_PROBLEM REQUIREMENTS_
Examine each line of the data. Copy those that contain the string "zolfo".

[Dataset entries]
****************************************
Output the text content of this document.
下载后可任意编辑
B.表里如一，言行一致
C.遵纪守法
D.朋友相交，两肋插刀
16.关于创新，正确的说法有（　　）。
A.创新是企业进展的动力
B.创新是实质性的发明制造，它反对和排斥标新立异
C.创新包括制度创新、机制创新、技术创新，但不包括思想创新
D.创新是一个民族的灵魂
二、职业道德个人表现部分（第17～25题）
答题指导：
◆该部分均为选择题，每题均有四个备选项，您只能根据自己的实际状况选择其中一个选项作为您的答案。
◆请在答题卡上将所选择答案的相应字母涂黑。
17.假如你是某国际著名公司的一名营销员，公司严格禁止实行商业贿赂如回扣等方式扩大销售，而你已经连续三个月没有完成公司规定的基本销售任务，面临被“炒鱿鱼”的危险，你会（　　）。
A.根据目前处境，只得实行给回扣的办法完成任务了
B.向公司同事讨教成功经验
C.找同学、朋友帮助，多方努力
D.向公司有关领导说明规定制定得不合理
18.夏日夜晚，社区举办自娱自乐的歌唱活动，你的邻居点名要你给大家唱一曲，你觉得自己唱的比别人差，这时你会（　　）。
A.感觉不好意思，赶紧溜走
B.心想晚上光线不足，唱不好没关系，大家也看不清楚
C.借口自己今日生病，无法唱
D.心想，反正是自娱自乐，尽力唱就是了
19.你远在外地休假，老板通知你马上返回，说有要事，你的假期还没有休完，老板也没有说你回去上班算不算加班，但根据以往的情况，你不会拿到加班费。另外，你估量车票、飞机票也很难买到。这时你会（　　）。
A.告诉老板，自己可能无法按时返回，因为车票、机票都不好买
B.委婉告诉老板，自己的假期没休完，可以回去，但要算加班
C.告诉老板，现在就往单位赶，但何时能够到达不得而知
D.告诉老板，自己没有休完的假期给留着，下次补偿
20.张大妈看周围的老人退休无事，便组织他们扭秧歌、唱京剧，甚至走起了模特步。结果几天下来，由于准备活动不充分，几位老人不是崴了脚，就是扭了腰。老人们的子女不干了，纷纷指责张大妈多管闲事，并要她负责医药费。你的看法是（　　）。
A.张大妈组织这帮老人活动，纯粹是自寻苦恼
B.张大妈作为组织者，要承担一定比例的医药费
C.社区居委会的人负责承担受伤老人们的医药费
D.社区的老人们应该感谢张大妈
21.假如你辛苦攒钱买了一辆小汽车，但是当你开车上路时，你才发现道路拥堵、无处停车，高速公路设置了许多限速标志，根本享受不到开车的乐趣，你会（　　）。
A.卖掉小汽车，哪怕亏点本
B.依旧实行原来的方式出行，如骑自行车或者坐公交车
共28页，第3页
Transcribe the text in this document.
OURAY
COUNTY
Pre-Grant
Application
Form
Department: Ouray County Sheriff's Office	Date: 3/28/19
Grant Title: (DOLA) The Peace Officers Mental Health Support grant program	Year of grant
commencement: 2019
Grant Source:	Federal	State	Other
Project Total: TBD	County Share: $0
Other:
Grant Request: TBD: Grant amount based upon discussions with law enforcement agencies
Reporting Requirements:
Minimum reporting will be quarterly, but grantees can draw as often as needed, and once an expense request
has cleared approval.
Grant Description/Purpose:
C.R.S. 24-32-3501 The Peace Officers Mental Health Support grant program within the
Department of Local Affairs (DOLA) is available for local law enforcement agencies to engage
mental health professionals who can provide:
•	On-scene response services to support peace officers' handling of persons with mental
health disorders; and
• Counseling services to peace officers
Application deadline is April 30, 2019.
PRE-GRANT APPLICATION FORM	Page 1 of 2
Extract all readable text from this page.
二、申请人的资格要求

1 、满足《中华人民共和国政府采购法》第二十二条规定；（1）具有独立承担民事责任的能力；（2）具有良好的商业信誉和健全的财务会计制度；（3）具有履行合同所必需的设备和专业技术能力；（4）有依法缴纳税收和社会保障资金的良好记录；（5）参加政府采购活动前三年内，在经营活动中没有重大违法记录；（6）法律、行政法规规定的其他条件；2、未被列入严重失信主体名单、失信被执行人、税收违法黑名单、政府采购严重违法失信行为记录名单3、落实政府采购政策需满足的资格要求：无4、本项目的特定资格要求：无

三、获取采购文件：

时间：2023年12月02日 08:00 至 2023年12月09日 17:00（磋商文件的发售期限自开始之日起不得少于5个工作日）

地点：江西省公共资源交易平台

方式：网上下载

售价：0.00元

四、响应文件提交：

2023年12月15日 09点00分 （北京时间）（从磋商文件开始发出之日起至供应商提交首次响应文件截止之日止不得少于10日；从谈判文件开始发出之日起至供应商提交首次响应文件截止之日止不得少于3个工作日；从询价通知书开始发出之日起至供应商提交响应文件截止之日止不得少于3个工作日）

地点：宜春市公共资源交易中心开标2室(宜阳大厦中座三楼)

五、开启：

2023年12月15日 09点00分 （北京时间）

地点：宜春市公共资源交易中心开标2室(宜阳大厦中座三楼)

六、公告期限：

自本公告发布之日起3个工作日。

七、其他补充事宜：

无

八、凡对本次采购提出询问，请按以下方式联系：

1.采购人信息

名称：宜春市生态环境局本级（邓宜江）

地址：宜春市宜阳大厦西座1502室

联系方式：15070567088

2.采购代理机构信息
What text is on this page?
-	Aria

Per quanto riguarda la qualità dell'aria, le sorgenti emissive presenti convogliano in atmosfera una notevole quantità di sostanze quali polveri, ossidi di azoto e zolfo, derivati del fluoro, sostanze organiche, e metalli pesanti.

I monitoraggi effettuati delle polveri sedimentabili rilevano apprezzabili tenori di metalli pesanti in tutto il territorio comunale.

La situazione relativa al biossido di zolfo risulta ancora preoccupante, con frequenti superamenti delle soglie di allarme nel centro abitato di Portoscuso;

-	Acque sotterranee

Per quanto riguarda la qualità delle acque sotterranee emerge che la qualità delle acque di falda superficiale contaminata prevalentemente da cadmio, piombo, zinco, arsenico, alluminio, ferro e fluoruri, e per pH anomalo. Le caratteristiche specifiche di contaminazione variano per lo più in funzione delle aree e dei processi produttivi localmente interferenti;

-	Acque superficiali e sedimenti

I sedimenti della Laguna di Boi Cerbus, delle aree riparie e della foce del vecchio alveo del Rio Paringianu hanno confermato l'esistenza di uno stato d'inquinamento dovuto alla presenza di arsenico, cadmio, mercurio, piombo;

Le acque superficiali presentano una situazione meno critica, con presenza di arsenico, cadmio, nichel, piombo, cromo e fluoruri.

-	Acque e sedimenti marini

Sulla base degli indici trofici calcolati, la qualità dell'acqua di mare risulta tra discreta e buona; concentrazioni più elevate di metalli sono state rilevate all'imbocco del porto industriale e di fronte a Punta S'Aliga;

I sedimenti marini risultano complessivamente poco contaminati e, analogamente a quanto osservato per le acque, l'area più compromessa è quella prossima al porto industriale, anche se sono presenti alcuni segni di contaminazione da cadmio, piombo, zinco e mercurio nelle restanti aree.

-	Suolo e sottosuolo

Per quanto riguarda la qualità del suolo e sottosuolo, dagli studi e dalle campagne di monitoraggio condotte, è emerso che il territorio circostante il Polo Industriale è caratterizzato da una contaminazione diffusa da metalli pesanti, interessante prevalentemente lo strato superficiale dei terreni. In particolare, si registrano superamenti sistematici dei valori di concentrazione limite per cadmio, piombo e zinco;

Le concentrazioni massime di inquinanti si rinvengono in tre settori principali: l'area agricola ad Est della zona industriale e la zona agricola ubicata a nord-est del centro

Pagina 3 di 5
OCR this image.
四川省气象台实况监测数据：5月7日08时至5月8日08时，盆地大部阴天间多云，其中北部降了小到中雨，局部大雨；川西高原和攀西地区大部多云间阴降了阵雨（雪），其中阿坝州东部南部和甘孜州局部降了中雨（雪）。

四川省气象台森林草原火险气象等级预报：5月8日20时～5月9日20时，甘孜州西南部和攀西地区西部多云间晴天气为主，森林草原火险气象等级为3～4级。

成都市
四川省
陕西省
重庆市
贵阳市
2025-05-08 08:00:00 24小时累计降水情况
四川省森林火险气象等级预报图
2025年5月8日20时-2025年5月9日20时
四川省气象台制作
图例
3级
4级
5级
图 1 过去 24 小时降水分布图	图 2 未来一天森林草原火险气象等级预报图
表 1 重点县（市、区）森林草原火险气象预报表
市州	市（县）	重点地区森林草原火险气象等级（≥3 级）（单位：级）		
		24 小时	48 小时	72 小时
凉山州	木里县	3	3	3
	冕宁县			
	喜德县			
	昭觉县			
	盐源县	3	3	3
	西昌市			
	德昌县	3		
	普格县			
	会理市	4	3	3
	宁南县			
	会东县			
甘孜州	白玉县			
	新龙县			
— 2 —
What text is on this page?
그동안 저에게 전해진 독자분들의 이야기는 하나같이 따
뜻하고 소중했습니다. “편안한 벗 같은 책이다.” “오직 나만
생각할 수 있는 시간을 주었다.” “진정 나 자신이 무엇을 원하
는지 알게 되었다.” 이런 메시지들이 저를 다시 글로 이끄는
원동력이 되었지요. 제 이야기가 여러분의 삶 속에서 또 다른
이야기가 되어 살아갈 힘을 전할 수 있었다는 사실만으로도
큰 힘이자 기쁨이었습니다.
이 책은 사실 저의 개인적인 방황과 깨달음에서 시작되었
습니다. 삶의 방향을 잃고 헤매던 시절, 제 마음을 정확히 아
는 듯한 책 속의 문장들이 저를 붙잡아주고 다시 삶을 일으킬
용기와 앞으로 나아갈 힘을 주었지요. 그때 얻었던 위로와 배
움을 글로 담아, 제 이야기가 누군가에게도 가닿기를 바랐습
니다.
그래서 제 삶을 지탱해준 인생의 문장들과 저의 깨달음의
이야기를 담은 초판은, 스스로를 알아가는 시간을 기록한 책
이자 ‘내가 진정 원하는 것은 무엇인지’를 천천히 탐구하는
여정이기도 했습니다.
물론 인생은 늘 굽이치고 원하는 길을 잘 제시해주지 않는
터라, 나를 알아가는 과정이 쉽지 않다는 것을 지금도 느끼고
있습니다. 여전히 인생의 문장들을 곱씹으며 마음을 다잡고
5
****************************************
_RESULT FOR THIS TASK_
Per quanto riguarda la qualità dell'aria, le sorgenti emissive presenti convogliano in atmosfera una notevole quantità di sostanze quali polveri, ossidi di azoto e zolfo, derivati del fluoro, sostanze organiche, e metalli pesanti.
La situazione relativa al biossido di zolfo risulta ancora preoccupante, con frequenti superamenti delle soglie di allarme nel centro abitato di Portoscuso;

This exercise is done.